• Do this
Extract the full set of records, then give each one again exactly.

[Data records]
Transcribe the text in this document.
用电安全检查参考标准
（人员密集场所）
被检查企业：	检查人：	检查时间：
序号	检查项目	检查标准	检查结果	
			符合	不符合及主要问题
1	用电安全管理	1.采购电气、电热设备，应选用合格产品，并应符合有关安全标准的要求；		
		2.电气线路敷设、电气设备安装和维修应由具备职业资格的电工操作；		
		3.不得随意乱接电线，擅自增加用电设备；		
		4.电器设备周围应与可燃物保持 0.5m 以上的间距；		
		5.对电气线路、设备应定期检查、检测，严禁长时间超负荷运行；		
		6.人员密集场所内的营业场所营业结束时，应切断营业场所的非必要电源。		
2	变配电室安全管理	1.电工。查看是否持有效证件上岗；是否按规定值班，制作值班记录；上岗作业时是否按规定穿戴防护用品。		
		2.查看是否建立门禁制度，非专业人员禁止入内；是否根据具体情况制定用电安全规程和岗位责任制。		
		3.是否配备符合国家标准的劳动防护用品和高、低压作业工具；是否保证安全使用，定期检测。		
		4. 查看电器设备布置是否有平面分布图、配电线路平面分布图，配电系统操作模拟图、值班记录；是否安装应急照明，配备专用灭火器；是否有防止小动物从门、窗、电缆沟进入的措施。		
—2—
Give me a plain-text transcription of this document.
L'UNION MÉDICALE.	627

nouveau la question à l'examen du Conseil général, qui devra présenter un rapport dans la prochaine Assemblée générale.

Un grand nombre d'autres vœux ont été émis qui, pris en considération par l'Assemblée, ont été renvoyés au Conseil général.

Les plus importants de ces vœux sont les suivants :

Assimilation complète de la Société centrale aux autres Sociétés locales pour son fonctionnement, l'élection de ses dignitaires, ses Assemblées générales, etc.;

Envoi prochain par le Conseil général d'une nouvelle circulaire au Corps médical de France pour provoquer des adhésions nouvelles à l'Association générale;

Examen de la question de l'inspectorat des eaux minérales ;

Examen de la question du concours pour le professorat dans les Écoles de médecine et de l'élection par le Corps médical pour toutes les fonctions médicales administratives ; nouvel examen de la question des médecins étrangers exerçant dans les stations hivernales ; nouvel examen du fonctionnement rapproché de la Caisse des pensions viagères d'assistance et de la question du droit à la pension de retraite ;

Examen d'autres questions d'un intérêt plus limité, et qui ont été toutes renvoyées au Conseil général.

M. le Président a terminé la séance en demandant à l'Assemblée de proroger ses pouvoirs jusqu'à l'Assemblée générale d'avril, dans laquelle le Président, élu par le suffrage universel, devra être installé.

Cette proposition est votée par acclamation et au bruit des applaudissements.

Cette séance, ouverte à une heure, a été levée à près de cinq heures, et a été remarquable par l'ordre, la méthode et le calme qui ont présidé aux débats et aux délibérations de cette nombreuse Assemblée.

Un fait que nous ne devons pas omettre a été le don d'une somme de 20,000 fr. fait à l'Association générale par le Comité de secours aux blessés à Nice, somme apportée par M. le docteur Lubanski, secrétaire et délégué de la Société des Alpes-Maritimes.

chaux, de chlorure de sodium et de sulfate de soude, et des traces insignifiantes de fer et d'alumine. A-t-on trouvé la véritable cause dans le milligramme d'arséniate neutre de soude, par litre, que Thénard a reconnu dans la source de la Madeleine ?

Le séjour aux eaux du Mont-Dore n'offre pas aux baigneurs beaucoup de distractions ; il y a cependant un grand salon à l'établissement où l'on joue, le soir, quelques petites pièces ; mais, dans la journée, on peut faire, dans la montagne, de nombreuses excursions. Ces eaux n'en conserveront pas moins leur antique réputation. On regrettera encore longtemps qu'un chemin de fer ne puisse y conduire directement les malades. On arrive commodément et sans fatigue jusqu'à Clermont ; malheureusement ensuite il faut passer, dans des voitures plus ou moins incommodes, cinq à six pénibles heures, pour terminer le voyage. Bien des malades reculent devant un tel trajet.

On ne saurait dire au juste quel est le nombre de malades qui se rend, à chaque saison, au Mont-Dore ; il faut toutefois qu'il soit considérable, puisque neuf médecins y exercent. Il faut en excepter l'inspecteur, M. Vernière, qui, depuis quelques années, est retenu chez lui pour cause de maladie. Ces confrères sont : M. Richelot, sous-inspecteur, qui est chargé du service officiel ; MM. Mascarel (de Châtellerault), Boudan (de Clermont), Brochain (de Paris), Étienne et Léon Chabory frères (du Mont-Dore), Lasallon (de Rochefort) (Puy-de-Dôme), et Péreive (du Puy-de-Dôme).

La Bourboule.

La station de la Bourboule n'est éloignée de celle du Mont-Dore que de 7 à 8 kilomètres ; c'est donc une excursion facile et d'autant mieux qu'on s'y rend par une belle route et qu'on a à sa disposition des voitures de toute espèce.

• Reply to the task
Transcribe the text in this document.
用电安全检查参考标准
（人员密集场所）
被检查企业：	检查人：	检查时间：
序号	检查项目	检查标准	检查结果	
			符合	不符合及主要问题
1	用电安全管理	1.采购电气、电热设备，应选用合格产品，并应符合有关安全标准的要求；		
		2.电气线路敷设、电气设备安装和维修应由具备职业资格的电工操作；		
		3.不得随意乱接电线，擅自增加用电设备；		
		4.电器设备周围应与可燃物保持 0.5m 以上的间距；		
		5.对电气线路、设备应定期检查、检测，严禁长时间超负荷运行；		
		6.人员密集场所内的营业场所营业结束时，应切断营业场所的非必要电源。		
2	变配电室安全管理	1.电工。查看是否持有效证件上岗；是否按规定值班，制作值班记录；上岗作业时是否按规定穿戴防护用品。		
		2.查看是否建立门禁制度，非专业人员禁止入内；是否根据具体情况制定用电安全规程和岗位责任制。		
		3.是否配备符合国家标准的劳动防护用品和高、低压作业工具；是否保证安全使用，定期检测。		
		4. 查看电器设备布置是否有平面分布图、配电线路平面分布图，配电系统操作模拟图、值班记录；是否安装应急照明，配备专用灭火器；是否有防止小动物从门、窗、电缆沟进入的措施。		
—2—
Give me a plain-text transcription of this document.
L'UNION MÉDICALE.	627

nouveau la question à l'examen du Conseil général, qui devra présenter un rapport dans la prochaine Assemblée générale.

Un grand nombre d'autres vœux ont été émis qui, pris en considération par l'Assemblée, ont été renvoyés au Conseil général.

Les plus importants de ces vœux sont les suivants :

Assimilation complète de la Société centrale aux autres Sociétés locales pour son fonctionnement, l'élection de ses dignitaires, ses Assemblées générales, etc.;

Envoi prochain par le Conseil général d'une nouvelle circulaire au Corps médical de France pour provoquer des adhésions nouvelles à l'Association générale;

Examen de la question de l'inspectorat des eaux minérales ;

Examen de la question du concours pour le professorat dans les Écoles de médecine et de l'élection par le Corps médical pour toutes les fonctions médicales administratives ; nouvel examen de la question des médecins étrangers exerçant dans les stations hivernales ; nouvel examen du fonctionnement rapproché de la Caisse des pensions viagères d'assistance et de la question du droit à la pension de retraite ;

Examen d'autres questions d'un intérêt plus limité, et qui ont été toutes renvoyées au Conseil général.

M. le Président a terminé la séance en demandant à l'Assemblée de proroger ses pouvoirs jusqu'à l'Assemblée générale d'avril, dans laquelle le Président, élu par le suffrage universel, devra être installé.

Cette proposition est votée par acclamation et au bruit des applaudissements.

Cette séance, ouverte à une heure, a été levée à près de cinq heures, et a été remarquable par l'ordre, la méthode et le calme qui ont présidé aux débats et aux délibérations de cette nombreuse Assemblée.

Un fait que nous ne devons pas omettre a été le don d'une somme de 20,000 fr. fait à l'Association générale par le Comité de secours aux blessés à Nice, somme apportée par M. le docteur Lubanski, secrétaire et délégué de la Société des Alpes-Maritimes.

chaux, de chlorure de sodium et de sulfate de soude, et des traces insignifiantes de fer et d'alumine. A-t-on trouvé la véritable cause dans le milligramme d'arséniate neutre de soude, par litre, que Thénard a reconnu dans la source de la Madeleine ?

Le séjour aux eaux du Mont-Dore n'offre pas aux baigneurs beaucoup de distractions ; il y a cependant un grand salon à l'établissement où l'on joue, le soir, quelques petites pièces ; mais, dans la journée, on peut faire, dans la montagne, de nombreuses excursions. Ces eaux n'en conserveront pas moins leur antique réputation. On regrettera encore longtemps qu'un chemin de fer ne puisse y conduire directement les malades. On arrive commodément et sans fatigue jusqu'à Clermont ; malheureusement ensuite il faut passer, dans des voitures plus ou moins incommodes, cinq à six pénibles heures, pour terminer le voyage. Bien des malades reculent devant un tel trajet.

On ne saurait dire au juste quel est le nombre de malades qui se rend, à chaque saison, au Mont-Dore ; il faut toutefois qu'il soit considérable, puisque neuf médecins y exercent. Il faut en excepter l'inspecteur, M. Vernière, qui, depuis quelques années, est retenu chez lui pour cause de maladie. Ces confrères sont : M. Richelot, sous-inspecteur, qui est chargé du service officiel ; MM. Mascarel (de Châtellerault), Boudan (de Clermont), Brochain (de Paris), Étienne et Léon Chabory frères (du Mont-Dore), Lasallon (de Rochefort) (Puy-de-Dôme), et Péreive (du Puy-de-Dôme).

La Bourboule.

La station de la Bourboule n'est éloignée de celle du Mont-Dore que de 7 à 8 kilomètres ; c'est donc une excursion facile et d'autant mieux qu'on s'y rend par une belle route et qu'on a à sa disposition des voitures de toute espèce.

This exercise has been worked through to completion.